> **EXERCISE REQUIREMENTS**:
Print the whole listing exactly.

> **INFORMATION SHOWN**:

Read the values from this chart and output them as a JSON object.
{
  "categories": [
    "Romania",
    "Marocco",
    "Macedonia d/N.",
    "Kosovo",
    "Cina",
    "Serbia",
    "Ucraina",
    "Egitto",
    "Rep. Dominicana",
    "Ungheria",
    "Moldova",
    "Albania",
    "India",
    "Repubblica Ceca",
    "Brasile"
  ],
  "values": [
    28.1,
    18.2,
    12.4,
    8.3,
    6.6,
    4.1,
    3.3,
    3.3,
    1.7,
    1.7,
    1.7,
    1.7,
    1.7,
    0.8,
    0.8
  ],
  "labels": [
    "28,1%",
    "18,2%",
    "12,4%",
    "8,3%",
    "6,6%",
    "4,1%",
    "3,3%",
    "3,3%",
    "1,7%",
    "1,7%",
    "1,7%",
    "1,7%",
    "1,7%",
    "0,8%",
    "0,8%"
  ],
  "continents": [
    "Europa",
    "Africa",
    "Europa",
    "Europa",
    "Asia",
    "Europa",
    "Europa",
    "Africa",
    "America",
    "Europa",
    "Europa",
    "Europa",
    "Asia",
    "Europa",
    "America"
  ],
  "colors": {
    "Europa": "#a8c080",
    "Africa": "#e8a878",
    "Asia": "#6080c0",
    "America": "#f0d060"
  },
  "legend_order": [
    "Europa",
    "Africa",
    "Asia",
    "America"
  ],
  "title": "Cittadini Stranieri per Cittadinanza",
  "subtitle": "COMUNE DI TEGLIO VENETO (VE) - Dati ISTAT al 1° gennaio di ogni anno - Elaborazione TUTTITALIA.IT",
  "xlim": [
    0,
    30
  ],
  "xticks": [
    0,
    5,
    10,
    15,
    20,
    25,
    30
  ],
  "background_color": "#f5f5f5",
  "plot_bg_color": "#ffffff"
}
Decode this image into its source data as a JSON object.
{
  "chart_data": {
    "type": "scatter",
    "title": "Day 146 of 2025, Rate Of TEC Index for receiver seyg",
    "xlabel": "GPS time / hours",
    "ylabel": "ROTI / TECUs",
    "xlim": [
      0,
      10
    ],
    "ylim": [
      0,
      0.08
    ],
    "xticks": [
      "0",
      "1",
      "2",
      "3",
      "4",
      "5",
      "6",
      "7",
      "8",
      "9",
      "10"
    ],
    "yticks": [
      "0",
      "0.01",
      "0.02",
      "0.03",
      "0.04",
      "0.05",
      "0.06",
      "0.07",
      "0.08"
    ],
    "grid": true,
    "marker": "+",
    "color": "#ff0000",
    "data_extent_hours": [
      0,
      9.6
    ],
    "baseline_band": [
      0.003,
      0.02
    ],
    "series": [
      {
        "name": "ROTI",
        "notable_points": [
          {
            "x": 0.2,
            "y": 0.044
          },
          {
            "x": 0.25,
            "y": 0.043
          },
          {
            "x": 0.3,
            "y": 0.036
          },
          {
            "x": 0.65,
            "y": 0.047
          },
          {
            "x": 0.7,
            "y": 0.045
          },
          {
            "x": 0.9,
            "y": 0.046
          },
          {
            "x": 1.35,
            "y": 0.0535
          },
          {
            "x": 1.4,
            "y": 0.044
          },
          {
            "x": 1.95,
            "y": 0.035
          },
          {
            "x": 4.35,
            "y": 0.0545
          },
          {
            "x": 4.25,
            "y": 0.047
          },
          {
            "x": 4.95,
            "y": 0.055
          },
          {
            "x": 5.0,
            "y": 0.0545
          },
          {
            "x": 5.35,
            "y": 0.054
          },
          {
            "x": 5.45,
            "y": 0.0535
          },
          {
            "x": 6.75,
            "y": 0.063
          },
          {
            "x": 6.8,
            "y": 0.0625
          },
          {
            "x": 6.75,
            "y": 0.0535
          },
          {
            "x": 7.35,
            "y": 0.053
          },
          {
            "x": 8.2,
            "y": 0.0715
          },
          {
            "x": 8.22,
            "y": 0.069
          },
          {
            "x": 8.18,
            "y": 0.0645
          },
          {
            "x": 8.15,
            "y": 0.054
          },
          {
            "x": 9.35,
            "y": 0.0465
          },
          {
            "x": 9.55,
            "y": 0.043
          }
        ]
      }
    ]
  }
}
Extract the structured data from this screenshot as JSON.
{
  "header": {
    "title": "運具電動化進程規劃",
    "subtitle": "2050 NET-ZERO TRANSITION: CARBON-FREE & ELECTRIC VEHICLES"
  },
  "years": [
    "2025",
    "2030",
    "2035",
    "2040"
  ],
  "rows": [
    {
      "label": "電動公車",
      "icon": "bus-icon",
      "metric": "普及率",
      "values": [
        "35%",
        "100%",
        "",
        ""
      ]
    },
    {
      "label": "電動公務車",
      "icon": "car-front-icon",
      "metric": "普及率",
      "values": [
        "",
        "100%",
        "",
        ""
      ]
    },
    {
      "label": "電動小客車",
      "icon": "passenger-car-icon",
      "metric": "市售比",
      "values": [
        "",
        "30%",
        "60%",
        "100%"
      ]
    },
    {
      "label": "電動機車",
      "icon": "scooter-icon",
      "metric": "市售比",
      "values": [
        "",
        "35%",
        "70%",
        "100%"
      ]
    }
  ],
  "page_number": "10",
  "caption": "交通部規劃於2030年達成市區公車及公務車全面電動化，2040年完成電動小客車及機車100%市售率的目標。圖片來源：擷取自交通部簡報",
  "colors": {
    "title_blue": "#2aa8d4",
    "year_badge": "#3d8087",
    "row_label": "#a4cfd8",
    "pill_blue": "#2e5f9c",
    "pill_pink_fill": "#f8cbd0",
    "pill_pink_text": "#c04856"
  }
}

> **COMPLETE OUTPUT**:
Read the values from this chart and output them as a JSON object.
{
  "categories": [
    "Romania",
    "Marocco",
    "Macedonia d/N.",
    "Kosovo",
    "Cina",
    "Serbia",
    "Ucraina",
    "Egitto",
    "Rep. Dominicana",
    "Ungheria",
    "Moldova",
    "Albania",
    "India",
    "Repubblica Ceca",
    "Brasile"
  ],
  "values": [
    28.1,
    18.2,
    12.4,
    8.3,
    6.6,
    4.1,
    3.3,
    3.3,
    1.7,
    1.7,
    1.7,
    1.7,
    1.7,
    0.8,
    0.8
  ],
  "labels": [
    "28,1%",
    "18,2%",
    "12,4%",
    "8,3%",
    "6,6%",
    "4,1%",
    "3,3%",
    "3,3%",
    "1,7%",
    "1,7%",
    "1,7%",
    "1,7%",
    "1,7%",
    "0,8%",
    "0,8%"
  ],
  "continents": [
    "Europa",
    "Africa",
    "Europa",
    "Europa",
    "Asia",
    "Europa",
    "Europa",
    "Africa",
    "America",
    "Europa",
    "Europa",
    "Europa",
    "Asia",
    "Europa",
    "America"
  ],
  "colors": {
    "Europa": "#a8c080",
    "Africa": "#e8a878",
    "Asia": "#6080c0",
    "America": "#f0d060"
  },
  "legend_order": [
    "Europa",
    "Africa",
    "Asia",
    "America"
  ],
  "title": "Cittadini Stranieri per Cittadinanza",
  "subtitle": "COMUNE DI TEGLIO VENETO (VE) - Dati ISTAT al 1° gennaio di ogni anno - Elaborazione TUTTITALIA.IT",
  "xlim": [
    0,
    30
  ],
  "xticks": [
    0,
    5,
    10,
    15,
    20,
    25,
    30
  ],
  "background_color": "#f5f5f5",
  "plot_bg_color": "#ffffff"
}
Decode this image into its source data as a JSON object.
{
  "chart_data": {
    "type": "scatter",
    "title": "Day 146 of 2025, Rate Of TEC Index for receiver seyg",
    "xlabel": "GPS time / hours",
    "ylabel": "ROTI / TECUs",
    "xlim": [
      0,
      10
    ],
    "ylim": [
      0,
      0.08
    ],
    "xticks": [
      "0",
      "1",
      "2",
      "3",
      "4",
      "5",
      "6",
      "7",
      "8",
      "9",
      "10"
    ],
    "yticks": [
      "0",
      "0.01",
      "0.02",
      "0.03",
      "0.04",
      "0.05",
      "0.06",
      "0.07",
      "0.08"
    ],
    "grid": true,
    "marker": "+",
    "color": "#ff0000",
    "data_extent_hours": [
      0,
      9.6
    ],
    "baseline_band": [
      0.003,
      0.02
    ],
    "series": [
      {
        "name": "ROTI",
        "notable_points": [
          {
            "x": 0.2,
            "y": 0.044
          },
          {
            "x": 0.25,
            "y": 0.043
          },
          {
            "x": 0.3,
            "y": 0.036
          },
          {
            "x": 0.65,
            "y": 0.047
          },
          {
            "x": 0.7,
            "y": 0.045
          },
          {
            "x": 0.9,
            "y": 0.046
          },
          {
            "x": 1.35,
            "y": 0.0535
          },
          {
            "x": 1.4,
            "y": 0.044
          },
          {
            "x": 1.95,
            "y": 0.035
          },
          {
            "x": 4.35,
            "y": 0.0545
          },
          {
            "x": 4.25,
            "y": 0.047
          },
          {
            "x": 4.95,
            "y": 0.055
          },
          {
            "x": 5.0,
            "y": 0.0545
          },
          {
            "x": 5.35,
            "y": 0.054
          },
          {
            "x": 5.45,
            "y": 0.0535
          },
          {
            "x": 6.75,
            "y": 0.063
          },
          {
            "x": 6.8,
            "y": 0.0625
          },
          {
            "x": 6.75,
            "y": 0.0535
          },
          {
            "x": 7.35,
            "y": 0.053
          },
          {
            "x": 8.2,
            "y": 0.0715
          },
          {
            "x": 8.22,
            "y": 0.069
          },
          {
            "x": 8.18,
            "y": 0.0645
          },
          {
            "x": 8.15,
            "y": 0.054
          },
          {
            "x": 9.35,
            "y": 0.0465
          },
          {
            "x": 9.55,
            "y": 0.043
          }
        ]
      }
    ]
  }
}
Extract the structured data from this screenshot as JSON.
{
  "header": {
    "title": "運具電動化進程規劃",
    "subtitle": "2050 NET-ZERO TRANSITION: CARBON-FREE & ELECTRIC VEHICLES"
  },
  "years": [
    "2025",
    "2030",
    "2035",
    "2040"
  ],
  "rows": [
    {
      "label": "電動公車",
      "icon": "bus-icon",
      "metric": "普及率",
      "values": [
        "35%",
        "100%",
        "",
        ""
      ]
    },
    {
      "label": "電動公務車",
      "icon": "car-front-icon",
      "metric": "普及率",
      "values": [
        "",
        "100%",
        "",
        ""
      ]
    },
    {
      "label": "電動小客車",
      "icon": "passenger-car-icon",
      "metric": "市售比",
      "values": [
        "",
        "30%",
        "60%",
        "100%"
      ]
    },
    {
      "label": "電動機車",
      "icon": "scooter-icon",
      "metric": "市售比",
      "values": [
        "",
        "35%",
        "70%",
        "100%"
      ]
    }
  ],
  "page_number": "10",
  "caption": "交通部規劃於2030年達成市區公車及公務車全面電動化，2040年完成電動小客車及機車100%市售率的目標。圖片來源：擷取自交通部簡報",
  "colors": {
    "title_blue": "#2aa8d4",
    "year_badge": "#3d8087",
    "row_label": "#a4cfd8",
    "pill_blue": "#2e5f9c",
    "pill_pink_fill": "#f8cbd0",
    "pill_pink_text": "#c04856"
  }
}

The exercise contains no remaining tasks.